RECORDS TO USE:
## begin

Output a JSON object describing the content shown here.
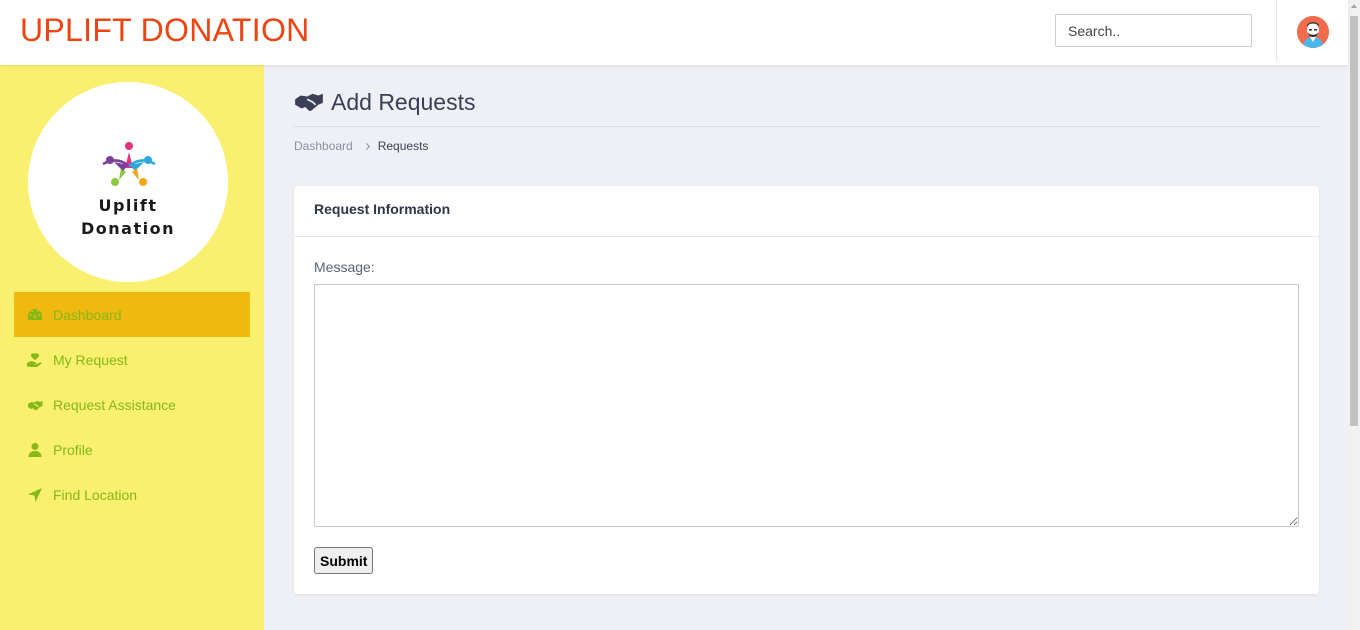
{
  "header": {
    "brand": "UPLIFT DONATION",
    "search_placeholder": "Search..",
    "search_value": ""
  },
  "sidebar": {
    "logo": {
      "line1": "Uplift",
      "line2": "Donation"
    },
    "items": [
      {
        "label": "Dashboard",
        "icon": "dashboard-gauge-icon",
        "active": true
      },
      {
        "label": "My Request",
        "icon": "hand-holding-heart-icon",
        "active": false
      },
      {
        "label": "Request Assistance",
        "icon": "handshake-icon",
        "active": false
      },
      {
        "label": "Profile",
        "icon": "user-icon",
        "active": false
      },
      {
        "label": "Find Location",
        "icon": "location-arrow-icon",
        "active": false
      }
    ]
  },
  "page": {
    "title": "Add Requests",
    "title_icon": "handshake-icon",
    "breadcrumb": {
      "parent": "Dashboard",
      "current": "Requests"
    }
  },
  "form": {
    "card_title": "Request Information",
    "message_label": "Message:",
    "message_value": "",
    "submit_label": "Submit"
  },
  "colors": {
    "brand": "#ee4411",
    "sidebar_bg": "#f8f06e",
    "sidebar_active": "#f0b90f",
    "sidebar_text": "#86b817",
    "page_bg": "#eef0f5",
    "title_text": "#3a4058"
  }
}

## end

Go through the preceding material and copy each line that has the word "Requests".

WRITTEN ANSWER:
    "title": "Add Requests",
      "current": "Requests"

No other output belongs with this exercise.